_WORK REQUIRED_.
Sift the material for lines containing "translation", and return them.
..............................
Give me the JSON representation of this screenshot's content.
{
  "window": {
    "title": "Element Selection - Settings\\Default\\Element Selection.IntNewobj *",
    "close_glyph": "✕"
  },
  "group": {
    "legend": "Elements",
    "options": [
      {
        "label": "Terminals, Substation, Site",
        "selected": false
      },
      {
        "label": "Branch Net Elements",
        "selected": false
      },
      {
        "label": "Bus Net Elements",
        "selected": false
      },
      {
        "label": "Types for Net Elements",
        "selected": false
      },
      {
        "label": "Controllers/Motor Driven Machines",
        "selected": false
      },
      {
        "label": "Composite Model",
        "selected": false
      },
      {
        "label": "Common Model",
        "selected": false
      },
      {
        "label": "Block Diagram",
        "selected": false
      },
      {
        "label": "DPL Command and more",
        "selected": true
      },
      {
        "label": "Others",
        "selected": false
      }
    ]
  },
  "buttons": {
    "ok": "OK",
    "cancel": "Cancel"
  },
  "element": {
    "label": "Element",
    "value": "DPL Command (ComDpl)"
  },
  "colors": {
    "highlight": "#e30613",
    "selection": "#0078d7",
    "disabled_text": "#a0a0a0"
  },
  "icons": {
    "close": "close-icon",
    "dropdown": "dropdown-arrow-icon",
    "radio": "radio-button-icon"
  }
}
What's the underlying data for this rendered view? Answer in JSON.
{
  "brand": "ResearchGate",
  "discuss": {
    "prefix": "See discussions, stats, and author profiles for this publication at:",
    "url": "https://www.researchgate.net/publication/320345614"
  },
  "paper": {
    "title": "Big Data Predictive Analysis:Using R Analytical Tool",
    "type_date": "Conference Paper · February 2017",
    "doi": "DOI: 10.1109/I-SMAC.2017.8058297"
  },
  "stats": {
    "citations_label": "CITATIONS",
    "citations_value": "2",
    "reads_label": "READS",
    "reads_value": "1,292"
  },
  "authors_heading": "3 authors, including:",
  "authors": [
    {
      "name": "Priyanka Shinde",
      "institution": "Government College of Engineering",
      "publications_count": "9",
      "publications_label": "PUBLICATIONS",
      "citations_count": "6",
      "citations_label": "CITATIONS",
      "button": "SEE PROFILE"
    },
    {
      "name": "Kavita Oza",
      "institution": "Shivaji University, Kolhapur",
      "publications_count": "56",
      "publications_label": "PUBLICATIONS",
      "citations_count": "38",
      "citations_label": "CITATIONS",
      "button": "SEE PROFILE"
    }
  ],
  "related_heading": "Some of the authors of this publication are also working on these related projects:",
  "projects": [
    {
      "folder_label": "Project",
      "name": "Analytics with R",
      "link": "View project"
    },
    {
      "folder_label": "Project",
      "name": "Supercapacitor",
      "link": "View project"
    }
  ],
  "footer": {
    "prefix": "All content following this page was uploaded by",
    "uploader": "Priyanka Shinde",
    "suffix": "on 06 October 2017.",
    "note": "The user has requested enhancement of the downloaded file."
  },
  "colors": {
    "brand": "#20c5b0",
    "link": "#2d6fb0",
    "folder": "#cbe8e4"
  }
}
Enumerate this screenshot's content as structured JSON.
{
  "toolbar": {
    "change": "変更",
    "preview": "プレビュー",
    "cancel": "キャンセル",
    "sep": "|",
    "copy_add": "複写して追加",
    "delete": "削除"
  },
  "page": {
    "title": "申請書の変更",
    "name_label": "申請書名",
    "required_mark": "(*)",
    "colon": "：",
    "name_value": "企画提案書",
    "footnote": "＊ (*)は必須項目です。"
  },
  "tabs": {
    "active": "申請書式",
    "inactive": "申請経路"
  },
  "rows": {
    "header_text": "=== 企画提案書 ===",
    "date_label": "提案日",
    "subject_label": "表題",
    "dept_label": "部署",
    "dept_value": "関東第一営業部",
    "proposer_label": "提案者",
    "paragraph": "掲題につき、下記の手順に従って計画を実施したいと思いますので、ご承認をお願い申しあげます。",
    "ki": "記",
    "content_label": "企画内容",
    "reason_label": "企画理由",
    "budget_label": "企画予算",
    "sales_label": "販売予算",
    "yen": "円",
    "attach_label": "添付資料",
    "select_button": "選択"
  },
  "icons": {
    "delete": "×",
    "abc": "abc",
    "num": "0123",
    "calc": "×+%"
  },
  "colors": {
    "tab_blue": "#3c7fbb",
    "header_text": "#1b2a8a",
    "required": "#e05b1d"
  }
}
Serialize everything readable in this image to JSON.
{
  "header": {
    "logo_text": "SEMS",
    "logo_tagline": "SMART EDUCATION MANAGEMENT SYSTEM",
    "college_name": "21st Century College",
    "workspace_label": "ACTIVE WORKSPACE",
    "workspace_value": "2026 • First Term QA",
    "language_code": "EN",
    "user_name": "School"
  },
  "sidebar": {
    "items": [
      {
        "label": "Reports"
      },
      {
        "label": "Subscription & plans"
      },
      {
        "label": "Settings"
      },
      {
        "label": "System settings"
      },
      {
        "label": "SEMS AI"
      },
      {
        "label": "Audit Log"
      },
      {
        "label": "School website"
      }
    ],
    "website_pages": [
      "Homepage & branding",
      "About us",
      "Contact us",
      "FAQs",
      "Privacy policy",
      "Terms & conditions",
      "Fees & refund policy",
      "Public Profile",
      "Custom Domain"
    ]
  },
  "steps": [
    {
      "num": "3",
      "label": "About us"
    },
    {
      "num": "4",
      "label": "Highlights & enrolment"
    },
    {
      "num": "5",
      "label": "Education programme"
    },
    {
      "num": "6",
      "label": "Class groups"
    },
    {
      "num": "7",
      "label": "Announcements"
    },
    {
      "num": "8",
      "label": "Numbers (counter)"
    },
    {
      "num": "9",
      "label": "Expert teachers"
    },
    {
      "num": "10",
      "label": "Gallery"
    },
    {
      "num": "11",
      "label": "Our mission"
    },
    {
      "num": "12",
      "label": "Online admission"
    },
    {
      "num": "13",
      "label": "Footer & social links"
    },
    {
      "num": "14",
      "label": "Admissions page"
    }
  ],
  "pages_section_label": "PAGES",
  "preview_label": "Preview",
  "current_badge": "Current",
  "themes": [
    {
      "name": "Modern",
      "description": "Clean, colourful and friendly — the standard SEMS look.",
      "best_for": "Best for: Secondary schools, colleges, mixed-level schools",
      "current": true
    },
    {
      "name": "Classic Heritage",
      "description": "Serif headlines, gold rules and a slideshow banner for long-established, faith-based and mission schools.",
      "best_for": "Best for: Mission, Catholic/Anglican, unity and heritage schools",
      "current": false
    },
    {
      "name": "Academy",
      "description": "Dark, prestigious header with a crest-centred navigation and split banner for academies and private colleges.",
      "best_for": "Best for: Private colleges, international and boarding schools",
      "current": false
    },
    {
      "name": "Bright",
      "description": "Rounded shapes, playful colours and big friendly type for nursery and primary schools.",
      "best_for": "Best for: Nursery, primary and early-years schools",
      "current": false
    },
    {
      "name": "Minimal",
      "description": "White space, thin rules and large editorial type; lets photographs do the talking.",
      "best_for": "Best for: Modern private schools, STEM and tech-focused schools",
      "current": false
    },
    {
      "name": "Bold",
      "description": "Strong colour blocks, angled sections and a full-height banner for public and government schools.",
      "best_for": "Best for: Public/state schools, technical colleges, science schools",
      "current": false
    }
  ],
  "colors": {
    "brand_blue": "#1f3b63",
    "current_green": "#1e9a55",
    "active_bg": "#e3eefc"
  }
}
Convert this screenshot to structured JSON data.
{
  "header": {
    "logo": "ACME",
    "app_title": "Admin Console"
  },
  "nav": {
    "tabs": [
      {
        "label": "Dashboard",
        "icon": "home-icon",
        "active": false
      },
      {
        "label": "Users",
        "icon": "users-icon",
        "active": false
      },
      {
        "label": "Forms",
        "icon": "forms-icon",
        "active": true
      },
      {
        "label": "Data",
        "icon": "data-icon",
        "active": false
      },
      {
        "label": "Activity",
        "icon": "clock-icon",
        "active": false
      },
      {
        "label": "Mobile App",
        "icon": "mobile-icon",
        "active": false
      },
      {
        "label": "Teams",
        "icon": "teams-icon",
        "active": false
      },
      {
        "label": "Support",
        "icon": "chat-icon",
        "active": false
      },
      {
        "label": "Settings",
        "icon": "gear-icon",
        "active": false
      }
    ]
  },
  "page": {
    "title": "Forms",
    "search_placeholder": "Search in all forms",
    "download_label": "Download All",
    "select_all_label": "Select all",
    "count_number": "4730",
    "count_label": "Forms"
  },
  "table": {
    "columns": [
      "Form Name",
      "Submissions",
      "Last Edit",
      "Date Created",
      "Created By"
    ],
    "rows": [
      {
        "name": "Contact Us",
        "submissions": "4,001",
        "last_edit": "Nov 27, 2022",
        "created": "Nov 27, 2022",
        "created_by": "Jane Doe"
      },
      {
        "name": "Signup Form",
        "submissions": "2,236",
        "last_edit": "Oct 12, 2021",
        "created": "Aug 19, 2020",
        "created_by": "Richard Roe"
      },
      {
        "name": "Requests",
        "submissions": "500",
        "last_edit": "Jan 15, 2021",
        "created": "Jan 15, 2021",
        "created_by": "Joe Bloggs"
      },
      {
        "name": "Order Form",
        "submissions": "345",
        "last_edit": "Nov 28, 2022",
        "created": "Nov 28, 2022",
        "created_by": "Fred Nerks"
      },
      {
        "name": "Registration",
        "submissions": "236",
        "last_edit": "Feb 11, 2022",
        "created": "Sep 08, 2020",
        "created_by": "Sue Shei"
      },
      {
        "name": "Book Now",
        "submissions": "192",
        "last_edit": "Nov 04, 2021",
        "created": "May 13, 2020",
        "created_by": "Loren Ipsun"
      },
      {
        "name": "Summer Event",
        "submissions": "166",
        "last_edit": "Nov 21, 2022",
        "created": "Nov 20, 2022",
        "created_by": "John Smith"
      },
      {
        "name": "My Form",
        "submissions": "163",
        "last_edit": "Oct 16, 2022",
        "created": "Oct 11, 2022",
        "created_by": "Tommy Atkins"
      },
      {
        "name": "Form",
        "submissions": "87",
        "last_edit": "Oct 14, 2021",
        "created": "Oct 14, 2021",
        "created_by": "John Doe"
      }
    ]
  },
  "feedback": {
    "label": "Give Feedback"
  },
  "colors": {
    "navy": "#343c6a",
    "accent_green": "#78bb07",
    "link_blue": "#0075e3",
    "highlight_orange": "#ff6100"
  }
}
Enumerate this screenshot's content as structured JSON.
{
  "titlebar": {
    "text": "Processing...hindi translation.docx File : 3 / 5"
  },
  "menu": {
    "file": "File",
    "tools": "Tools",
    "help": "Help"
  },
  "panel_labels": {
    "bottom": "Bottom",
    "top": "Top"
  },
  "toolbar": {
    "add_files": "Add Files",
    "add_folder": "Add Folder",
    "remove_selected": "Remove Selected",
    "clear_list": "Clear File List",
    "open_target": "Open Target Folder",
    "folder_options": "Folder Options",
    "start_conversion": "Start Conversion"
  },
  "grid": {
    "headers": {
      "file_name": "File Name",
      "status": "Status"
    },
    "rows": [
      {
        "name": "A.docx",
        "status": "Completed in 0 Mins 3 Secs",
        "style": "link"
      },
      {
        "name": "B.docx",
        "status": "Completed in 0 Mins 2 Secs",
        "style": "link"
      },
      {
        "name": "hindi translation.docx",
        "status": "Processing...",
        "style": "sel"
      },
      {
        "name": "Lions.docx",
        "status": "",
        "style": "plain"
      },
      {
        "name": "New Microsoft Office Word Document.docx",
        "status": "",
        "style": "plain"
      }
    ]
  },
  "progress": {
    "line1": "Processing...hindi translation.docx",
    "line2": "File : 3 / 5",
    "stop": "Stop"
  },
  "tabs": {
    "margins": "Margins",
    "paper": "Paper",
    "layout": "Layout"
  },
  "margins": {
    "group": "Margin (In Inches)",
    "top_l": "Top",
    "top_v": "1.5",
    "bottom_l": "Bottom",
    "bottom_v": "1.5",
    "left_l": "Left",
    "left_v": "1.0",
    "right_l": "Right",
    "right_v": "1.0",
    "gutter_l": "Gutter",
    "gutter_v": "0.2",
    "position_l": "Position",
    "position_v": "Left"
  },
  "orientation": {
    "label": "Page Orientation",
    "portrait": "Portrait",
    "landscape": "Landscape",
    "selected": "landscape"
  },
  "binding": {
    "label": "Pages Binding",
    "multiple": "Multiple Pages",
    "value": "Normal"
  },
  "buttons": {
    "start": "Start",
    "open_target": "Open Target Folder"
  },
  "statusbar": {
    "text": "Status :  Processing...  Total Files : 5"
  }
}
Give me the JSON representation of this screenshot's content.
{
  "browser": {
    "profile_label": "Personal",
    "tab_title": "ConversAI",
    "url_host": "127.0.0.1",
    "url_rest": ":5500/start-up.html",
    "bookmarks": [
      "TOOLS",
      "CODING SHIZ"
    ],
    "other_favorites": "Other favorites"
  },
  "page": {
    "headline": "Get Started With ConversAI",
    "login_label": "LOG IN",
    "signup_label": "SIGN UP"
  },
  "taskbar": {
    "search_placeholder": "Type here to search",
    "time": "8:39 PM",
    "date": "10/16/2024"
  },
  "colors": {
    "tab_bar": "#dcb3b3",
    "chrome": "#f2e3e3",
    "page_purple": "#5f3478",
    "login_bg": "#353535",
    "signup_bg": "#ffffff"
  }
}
..............................
_THE RESULT_.
    "text": "Processing...hindi translation.docx File : 3 / 5"
        "name": "hindi translation.docx",
    "line1": "Processing...hindi translation.docx",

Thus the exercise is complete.